**Provided passage**
AWS does it more efficiently; it takes down many startups at a time when us-east-1 goes down.

  • That’s an entirely different type of problem, and avoidable by just using us-east-2 (I still don’t understand why people default to us-east-1 unless they require some highly specific services).

    • Is it that easily avoidable? A lot of AWS's control plane seems to have dependencies on us-east-1, or at least that's what it's looked like as a non-us-east-1 user during recent outages.

      1 reply →

    • Sympathy. Railway is going to have numerous people blaming them for this outage. When us-east-1 fails, it is headline news, so you are not to blame.

  • If my cloud provider brings my startup down, it's my problem. If they bring all the startups down, that's their problem.

  • During my 5 years of my startup, we had only 1 outage due to AWS because we picked us-west-2 as the primary reason. If anyone starting a company and picks us-east-1 as the primary reason, they should be fired. There's absolutely no reason to be in that region.

**Supplied records**

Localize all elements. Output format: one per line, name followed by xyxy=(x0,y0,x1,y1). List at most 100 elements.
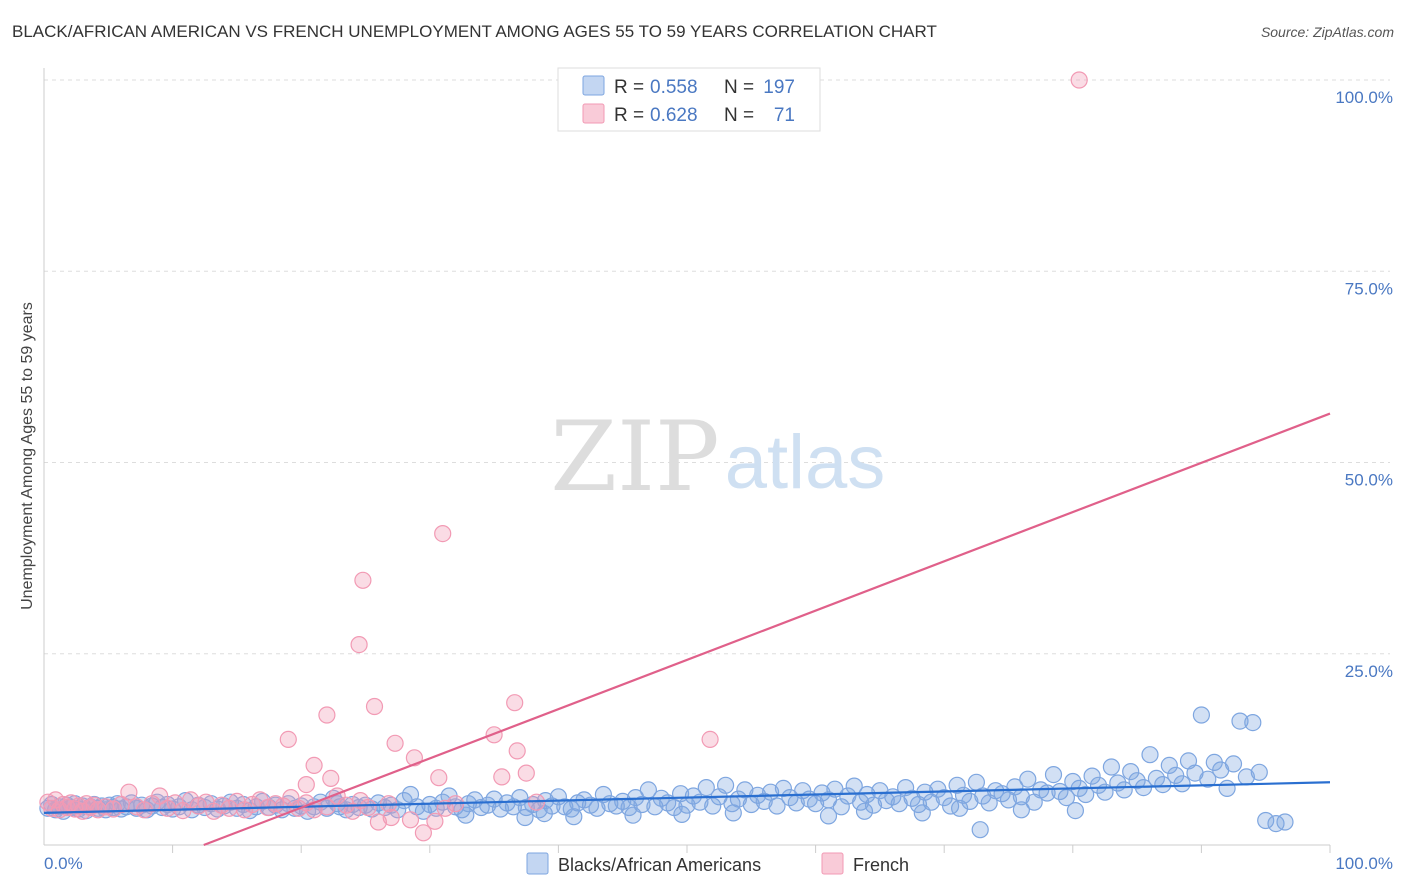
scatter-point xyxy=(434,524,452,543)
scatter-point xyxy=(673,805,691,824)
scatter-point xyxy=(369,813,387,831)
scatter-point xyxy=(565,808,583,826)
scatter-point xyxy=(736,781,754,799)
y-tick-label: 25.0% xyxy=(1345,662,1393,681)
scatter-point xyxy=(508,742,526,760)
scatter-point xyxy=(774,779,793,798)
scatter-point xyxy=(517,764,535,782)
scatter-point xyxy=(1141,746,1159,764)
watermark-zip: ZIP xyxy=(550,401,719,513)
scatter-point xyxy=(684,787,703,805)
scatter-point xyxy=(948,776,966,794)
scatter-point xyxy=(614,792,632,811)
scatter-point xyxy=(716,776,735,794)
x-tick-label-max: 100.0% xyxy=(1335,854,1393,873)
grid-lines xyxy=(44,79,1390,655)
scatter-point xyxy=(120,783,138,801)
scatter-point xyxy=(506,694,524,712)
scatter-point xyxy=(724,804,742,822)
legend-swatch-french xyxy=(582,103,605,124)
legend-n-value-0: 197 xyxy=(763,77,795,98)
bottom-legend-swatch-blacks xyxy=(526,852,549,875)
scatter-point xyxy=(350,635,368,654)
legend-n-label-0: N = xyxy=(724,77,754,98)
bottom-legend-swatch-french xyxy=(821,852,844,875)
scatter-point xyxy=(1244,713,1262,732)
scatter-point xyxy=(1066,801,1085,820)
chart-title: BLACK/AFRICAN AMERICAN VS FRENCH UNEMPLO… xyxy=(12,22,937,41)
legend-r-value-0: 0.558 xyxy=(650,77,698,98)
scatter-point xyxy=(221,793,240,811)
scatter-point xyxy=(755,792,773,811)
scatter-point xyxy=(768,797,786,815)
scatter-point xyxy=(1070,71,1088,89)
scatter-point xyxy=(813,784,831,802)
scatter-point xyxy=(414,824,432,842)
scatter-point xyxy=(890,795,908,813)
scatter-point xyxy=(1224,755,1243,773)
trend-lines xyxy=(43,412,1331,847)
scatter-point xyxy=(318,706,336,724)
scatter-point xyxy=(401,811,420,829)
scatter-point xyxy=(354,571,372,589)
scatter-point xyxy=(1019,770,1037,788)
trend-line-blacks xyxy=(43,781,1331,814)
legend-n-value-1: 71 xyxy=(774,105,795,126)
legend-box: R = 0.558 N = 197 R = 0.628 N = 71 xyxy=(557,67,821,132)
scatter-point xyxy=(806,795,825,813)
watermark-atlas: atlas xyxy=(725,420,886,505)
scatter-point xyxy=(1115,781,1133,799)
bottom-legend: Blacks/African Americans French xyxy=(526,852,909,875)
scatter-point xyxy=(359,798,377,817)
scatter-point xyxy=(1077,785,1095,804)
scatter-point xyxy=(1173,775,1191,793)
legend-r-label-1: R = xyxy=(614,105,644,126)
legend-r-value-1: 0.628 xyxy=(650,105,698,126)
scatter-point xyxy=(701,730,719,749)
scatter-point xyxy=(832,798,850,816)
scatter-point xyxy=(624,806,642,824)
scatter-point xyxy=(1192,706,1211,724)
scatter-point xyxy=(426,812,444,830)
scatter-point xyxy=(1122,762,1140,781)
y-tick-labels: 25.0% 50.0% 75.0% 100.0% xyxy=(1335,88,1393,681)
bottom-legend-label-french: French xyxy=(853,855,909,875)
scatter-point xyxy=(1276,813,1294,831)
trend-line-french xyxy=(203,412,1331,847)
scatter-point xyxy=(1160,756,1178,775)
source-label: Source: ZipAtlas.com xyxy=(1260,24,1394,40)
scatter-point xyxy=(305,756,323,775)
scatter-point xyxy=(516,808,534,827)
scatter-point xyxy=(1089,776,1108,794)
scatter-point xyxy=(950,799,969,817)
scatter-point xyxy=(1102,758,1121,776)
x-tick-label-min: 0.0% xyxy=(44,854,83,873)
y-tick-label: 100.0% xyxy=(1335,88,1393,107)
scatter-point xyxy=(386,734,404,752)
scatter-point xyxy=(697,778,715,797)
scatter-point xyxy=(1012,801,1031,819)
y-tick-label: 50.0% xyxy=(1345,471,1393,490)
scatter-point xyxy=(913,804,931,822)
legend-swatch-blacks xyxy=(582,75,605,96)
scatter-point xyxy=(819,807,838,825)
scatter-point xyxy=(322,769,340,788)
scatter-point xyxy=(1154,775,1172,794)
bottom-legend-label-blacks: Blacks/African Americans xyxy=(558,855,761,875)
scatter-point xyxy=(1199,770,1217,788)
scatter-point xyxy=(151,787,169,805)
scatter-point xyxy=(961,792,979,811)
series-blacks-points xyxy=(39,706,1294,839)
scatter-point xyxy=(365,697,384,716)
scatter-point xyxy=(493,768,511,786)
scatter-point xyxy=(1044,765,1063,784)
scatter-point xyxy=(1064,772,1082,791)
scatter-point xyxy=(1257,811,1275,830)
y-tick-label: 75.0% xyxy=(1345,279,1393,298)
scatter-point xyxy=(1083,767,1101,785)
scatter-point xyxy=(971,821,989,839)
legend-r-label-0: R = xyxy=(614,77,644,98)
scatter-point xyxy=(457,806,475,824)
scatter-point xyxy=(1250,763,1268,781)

* * *

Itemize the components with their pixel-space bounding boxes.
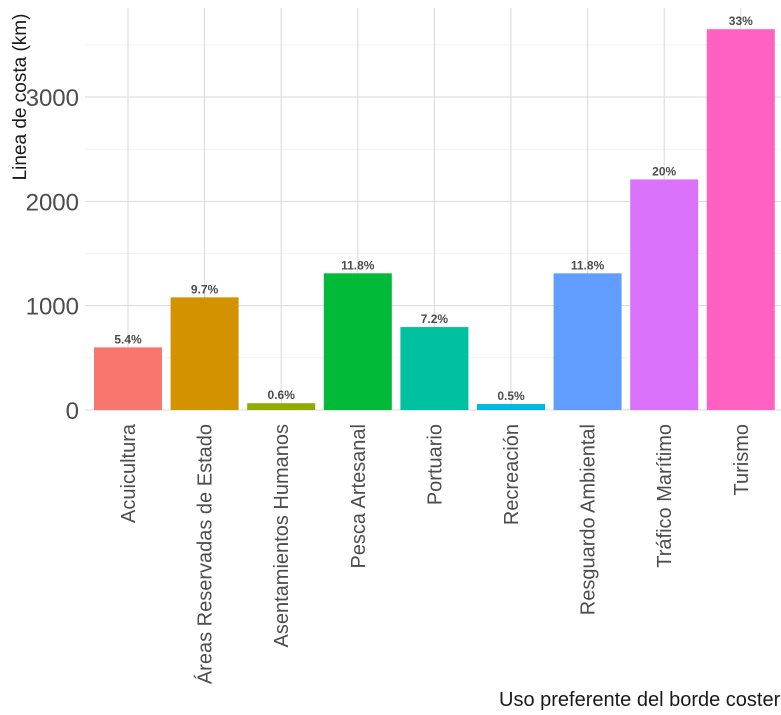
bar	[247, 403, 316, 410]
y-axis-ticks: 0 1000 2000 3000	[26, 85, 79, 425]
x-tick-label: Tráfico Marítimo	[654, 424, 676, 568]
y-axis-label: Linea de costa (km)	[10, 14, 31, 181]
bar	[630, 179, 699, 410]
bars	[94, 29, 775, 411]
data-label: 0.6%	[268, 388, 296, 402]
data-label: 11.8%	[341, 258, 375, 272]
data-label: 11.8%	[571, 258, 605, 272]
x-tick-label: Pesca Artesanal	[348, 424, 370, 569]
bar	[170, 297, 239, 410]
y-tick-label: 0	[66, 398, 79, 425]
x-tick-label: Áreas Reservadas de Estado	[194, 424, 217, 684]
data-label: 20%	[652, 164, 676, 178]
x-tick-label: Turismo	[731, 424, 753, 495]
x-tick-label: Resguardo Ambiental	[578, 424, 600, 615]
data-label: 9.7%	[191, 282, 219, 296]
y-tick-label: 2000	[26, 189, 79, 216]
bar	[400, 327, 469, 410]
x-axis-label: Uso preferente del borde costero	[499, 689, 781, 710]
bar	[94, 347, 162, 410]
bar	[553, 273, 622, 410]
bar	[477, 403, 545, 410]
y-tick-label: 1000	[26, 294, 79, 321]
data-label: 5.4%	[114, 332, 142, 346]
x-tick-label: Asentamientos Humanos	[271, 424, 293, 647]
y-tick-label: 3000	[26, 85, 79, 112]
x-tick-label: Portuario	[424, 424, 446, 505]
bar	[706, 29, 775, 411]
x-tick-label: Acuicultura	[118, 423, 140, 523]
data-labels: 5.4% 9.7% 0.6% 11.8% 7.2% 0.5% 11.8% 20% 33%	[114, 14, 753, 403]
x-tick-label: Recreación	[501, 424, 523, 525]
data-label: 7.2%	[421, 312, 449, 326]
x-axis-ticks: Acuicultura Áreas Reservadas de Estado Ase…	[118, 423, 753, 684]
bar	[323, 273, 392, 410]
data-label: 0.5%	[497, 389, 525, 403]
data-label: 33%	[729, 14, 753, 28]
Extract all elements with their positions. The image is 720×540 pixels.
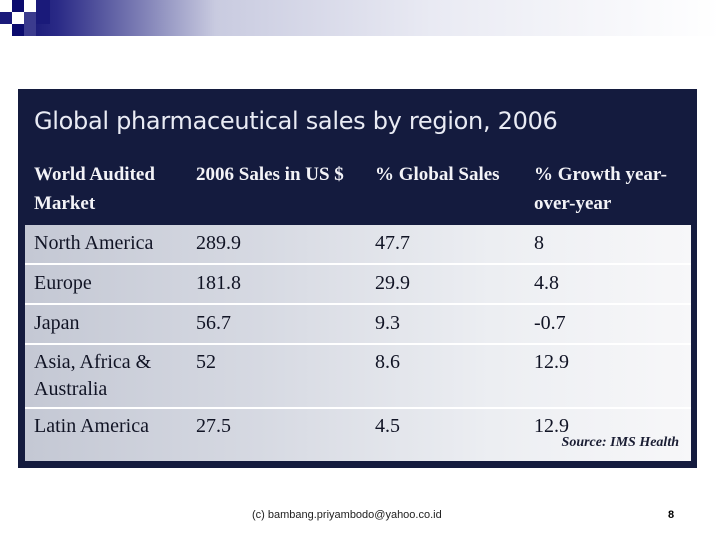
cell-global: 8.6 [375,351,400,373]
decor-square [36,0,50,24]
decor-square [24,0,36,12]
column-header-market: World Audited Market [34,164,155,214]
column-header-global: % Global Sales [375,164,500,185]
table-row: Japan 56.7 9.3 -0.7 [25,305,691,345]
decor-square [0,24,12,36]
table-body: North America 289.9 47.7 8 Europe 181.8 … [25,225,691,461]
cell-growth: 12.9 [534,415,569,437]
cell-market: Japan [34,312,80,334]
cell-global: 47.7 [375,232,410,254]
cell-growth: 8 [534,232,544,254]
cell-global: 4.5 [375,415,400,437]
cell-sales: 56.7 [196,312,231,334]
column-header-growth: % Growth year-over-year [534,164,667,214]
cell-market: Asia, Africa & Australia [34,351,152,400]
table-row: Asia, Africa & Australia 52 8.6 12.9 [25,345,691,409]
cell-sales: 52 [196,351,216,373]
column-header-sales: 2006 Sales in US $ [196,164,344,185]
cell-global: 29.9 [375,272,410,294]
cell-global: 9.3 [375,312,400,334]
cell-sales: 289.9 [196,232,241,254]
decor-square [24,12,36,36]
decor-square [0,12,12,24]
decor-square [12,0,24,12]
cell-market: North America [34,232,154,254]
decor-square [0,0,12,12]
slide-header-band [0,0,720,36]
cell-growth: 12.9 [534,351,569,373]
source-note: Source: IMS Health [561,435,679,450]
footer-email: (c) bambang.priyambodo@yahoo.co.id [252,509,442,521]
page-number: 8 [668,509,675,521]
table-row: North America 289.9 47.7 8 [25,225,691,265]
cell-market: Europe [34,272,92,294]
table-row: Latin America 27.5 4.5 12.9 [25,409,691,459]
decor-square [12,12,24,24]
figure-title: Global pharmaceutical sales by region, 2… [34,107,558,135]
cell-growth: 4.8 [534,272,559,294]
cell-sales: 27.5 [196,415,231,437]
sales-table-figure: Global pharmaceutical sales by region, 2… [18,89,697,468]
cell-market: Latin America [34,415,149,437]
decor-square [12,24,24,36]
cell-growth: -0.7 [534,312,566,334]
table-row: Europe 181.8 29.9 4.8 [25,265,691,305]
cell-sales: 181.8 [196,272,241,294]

---

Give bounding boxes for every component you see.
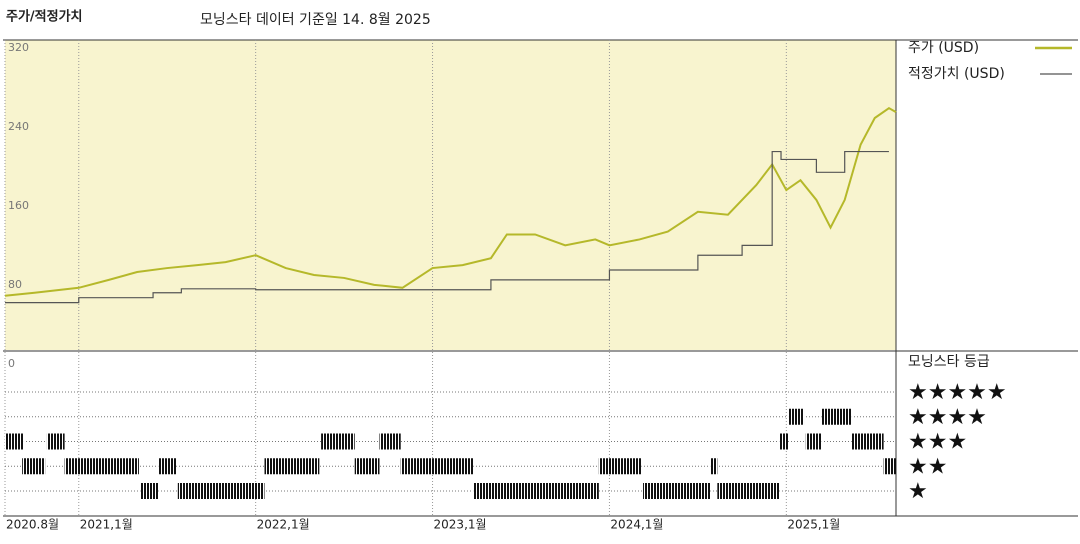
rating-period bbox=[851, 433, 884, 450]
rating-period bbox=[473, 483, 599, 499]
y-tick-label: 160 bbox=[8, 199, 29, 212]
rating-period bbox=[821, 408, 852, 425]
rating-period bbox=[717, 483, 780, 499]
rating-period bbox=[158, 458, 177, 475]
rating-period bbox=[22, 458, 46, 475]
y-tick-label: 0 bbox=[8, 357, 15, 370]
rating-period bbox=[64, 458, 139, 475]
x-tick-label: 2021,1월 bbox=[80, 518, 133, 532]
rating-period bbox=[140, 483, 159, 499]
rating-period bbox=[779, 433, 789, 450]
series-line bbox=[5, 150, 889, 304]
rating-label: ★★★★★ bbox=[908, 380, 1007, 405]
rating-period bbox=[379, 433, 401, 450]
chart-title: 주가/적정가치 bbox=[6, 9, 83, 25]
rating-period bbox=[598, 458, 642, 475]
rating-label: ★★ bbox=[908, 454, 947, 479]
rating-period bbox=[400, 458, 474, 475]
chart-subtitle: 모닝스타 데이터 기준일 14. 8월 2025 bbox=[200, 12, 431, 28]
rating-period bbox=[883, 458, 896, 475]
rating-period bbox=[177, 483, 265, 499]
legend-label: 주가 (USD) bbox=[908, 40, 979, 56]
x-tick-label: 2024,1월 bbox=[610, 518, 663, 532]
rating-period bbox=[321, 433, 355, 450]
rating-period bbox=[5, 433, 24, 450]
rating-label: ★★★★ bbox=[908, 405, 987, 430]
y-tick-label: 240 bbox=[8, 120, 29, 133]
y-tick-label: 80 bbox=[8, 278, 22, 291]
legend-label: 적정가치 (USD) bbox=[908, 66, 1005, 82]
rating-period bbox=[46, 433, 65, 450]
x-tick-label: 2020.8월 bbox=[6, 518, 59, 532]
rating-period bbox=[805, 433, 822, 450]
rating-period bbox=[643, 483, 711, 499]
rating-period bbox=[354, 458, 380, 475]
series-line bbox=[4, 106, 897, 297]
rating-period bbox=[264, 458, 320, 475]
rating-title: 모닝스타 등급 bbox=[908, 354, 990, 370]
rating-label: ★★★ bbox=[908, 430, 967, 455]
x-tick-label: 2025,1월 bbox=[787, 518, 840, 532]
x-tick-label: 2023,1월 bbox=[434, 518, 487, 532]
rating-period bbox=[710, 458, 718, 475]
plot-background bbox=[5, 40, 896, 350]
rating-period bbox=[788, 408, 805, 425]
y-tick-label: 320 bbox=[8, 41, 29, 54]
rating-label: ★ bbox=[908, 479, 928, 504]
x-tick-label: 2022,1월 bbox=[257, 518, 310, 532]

**What is asked**
1. Write out the passage from the AWS outage thread, starting at "AWS does it" and ending at "not to blame.".
2. Give again only the lines of the records starting at the line containing "403, 316, 410]" and ending at the line containing "403, 545, 410]", substituting "Pesca Industrial" for "Pesca Artesanal" and leaving all else unchanged.
The records have no connection to the forum text.

**Solution set**
1.
AWS does it more efficiently; it takes down many startups at a time when us-east-1 goes down.

  • That’s an entirely different type of problem, and avoidable by just using us-east-2 (I still don’t understand why people default to us-east-1 unless they require some highly specific services).

    • Is it that easily avoidable? A lot of AWS's control plane seems to have dependencies on us-east-1, or at least that's what it's looked like as a non-us-east-1 user during recent outages.

      1 reply →

    • Sympathy. Railway is going to have numerous people blaming them for this outage. When us-east-1 fails, it is headline news, so you are not to blame.

2.
bar	[247, 403, 316, 410]
y-axis-ticks: 0 1000 2000 3000	[26, 85, 79, 425]
x-tick-label: Tráfico Marítimo	[654, 424, 676, 568]
y-axis-label: Linea de costa (km)	[10, 14, 31, 181]
bar	[630, 179, 699, 410]
bars	[94, 29, 775, 411]
data-label: 0.6%	[268, 388, 296, 402]
data-label: 11.8%	[341, 258, 375, 272]
data-label: 11.8%	[571, 258, 605, 272]
x-tick-label: Pesca Industrial	[348, 424, 370, 569]
bar	[170, 297, 239, 410]
y-tick-label: 0	[66, 398, 79, 425]
x-tick-label: Áreas Reservadas de Estado	[194, 424, 217, 684]
data-label: 20%	[652, 164, 676, 178]
x-tick-label: Turismo	[731, 424, 753, 495]
x-tick-label: Resguardo Ambiental	[578, 424, 600, 615]
data-label: 9.7%	[191, 282, 219, 296]
y-tick-label: 2000	[26, 189, 79, 216]
bar	[400, 327, 469, 410]
x-axis-label: Uso preferente del borde costero	[499, 689, 781, 710]
bar	[94, 347, 162, 410]
bar	[553, 273, 622, 410]
bar	[477, 403, 545, 410]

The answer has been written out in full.